* [DIRECTIVE]:
Repeat the entire listing exactly.
----- TASK INPUTS -----
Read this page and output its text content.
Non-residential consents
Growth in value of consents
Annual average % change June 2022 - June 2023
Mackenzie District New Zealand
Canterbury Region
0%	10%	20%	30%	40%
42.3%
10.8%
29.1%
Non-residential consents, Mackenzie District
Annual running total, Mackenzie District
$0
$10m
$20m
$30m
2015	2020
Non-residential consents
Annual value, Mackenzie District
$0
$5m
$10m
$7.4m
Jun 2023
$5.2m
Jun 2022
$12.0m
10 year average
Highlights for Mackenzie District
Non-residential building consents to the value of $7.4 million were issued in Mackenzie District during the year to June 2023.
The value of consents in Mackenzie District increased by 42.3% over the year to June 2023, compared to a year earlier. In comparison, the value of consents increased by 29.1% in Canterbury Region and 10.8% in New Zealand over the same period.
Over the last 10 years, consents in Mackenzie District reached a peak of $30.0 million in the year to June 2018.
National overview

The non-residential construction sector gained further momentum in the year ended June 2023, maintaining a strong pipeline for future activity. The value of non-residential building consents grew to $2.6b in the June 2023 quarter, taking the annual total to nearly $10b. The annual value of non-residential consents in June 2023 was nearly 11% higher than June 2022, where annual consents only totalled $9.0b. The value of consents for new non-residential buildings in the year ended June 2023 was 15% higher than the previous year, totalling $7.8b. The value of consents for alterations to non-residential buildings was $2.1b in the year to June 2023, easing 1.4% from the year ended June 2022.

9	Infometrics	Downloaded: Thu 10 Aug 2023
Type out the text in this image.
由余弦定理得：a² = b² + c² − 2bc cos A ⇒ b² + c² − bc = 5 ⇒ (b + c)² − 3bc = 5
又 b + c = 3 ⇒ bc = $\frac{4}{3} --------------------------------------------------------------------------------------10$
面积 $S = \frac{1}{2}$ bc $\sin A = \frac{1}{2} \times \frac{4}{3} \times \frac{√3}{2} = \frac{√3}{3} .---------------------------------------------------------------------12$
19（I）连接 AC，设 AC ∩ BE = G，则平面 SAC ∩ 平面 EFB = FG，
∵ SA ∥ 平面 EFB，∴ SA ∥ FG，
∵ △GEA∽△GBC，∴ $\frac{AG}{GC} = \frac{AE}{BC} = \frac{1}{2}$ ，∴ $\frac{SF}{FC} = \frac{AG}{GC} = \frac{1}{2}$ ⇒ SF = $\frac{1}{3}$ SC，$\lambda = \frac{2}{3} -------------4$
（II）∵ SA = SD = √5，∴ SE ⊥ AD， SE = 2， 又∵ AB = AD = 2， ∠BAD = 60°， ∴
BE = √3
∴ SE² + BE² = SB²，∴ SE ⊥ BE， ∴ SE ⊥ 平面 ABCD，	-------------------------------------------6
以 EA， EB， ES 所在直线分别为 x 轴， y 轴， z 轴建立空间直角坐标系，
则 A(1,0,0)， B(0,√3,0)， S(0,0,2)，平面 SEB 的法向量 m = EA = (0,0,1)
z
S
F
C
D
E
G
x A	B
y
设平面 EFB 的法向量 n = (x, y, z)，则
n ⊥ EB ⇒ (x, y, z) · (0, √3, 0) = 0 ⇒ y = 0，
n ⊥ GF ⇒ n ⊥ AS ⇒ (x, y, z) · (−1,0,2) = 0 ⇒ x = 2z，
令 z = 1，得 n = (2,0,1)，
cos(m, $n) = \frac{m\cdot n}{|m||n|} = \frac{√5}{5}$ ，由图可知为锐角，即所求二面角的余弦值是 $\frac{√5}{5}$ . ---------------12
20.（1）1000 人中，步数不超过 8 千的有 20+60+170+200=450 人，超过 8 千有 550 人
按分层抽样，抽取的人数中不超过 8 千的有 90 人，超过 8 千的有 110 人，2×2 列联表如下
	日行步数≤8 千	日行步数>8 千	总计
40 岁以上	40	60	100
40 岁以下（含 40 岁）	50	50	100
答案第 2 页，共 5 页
-----
* [RESPONSE]:
Read this page and output its text content.
Non-residential consents
Growth in value of consents
Annual average % change June 2022 - June 2023
Mackenzie District New Zealand
Canterbury Region
0%	10%	20%	30%	40%
42.3%
10.8%
29.1%
Non-residential consents, Mackenzie District
Annual running total, Mackenzie District
$0
$10m
$20m
$30m
2015	2020
Non-residential consents
Annual value, Mackenzie District
$0
$5m
$10m
$7.4m
Jun 2023
$5.2m
Jun 2022
$12.0m
10 year average
Highlights for Mackenzie District
Non-residential building consents to the value of $7.4 million were issued in Mackenzie District during the year to June 2023.
The value of consents in Mackenzie District increased by 42.3% over the year to June 2023, compared to a year earlier. In comparison, the value of consents increased by 29.1% in Canterbury Region and 10.8% in New Zealand over the same period.
Over the last 10 years, consents in Mackenzie District reached a peak of $30.0 million in the year to June 2018.
National overview

The non-residential construction sector gained further momentum in the year ended June 2023, maintaining a strong pipeline for future activity. The value of non-residential building consents grew to $2.6b in the June 2023 quarter, taking the annual total to nearly $10b. The annual value of non-residential consents in June 2023 was nearly 11% higher than June 2022, where annual consents only totalled $9.0b. The value of consents for new non-residential buildings in the year ended June 2023 was 15% higher than the previous year, totalling $7.8b. The value of consents for alterations to non-residential buildings was $2.1b in the year to June 2023, easing 1.4% from the year ended June 2022.

9	Infometrics	Downloaded: Thu 10 Aug 2023
Type out the text in this image.
由余弦定理得：a² = b² + c² − 2bc cos A ⇒ b² + c² − bc = 5 ⇒ (b + c)² − 3bc = 5
又 b + c = 3 ⇒ bc = $\frac{4}{3} --------------------------------------------------------------------------------------10$
面积 $S = \frac{1}{2}$ bc $\sin A = \frac{1}{2} \times \frac{4}{3} \times \frac{√3}{2} = \frac{√3}{3} .---------------------------------------------------------------------12$
19（I）连接 AC，设 AC ∩ BE = G，则平面 SAC ∩ 平面 EFB = FG，
∵ SA ∥ 平面 EFB，∴ SA ∥ FG，
∵ △GEA∽△GBC，∴ $\frac{AG}{GC} = \frac{AE}{BC} = \frac{1}{2}$ ，∴ $\frac{SF}{FC} = \frac{AG}{GC} = \frac{1}{2}$ ⇒ SF = $\frac{1}{3}$ SC，$\lambda = \frac{2}{3} -------------4$
（II）∵ SA = SD = √5，∴ SE ⊥ AD， SE = 2， 又∵ AB = AD = 2， ∠BAD = 60°， ∴
BE = √3
∴ SE² + BE² = SB²，∴ SE ⊥ BE， ∴ SE ⊥ 平面 ABCD，	-------------------------------------------6
以 EA， EB， ES 所在直线分别为 x 轴， y 轴， z 轴建立空间直角坐标系，
则 A(1,0,0)， B(0,√3,0)， S(0,0,2)，平面 SEB 的法向量 m = EA = (0,0,1)
z
S
F
C
D
E
G
x A	B
y
设平面 EFB 的法向量 n = (x, y, z)，则
n ⊥ EB ⇒ (x, y, z) · (0, √3, 0) = 0 ⇒ y = 0，
n ⊥ GF ⇒ n ⊥ AS ⇒ (x, y, z) · (−1,0,2) = 0 ⇒ x = 2z，
令 z = 1，得 n = (2,0,1)，
cos(m, $n) = \frac{m\cdot n}{|m||n|} = \frac{√5}{5}$ ，由图可知为锐角，即所求二面角的余弦值是 $\frac{√5}{5}$ . ---------------12
20.（1）1000 人中，步数不超过 8 千的有 20+60+170+200=450 人，超过 8 千有 550 人
按分层抽样，抽取的人数中不超过 8 千的有 90 人，超过 8 千的有 110 人，2×2 列联表如下
	日行步数≤8 千	日行步数>8 千	总计
40 岁以上	40	60	100
40 岁以下（含 40 岁）	50	50	100
答案第 2 页，共 5 页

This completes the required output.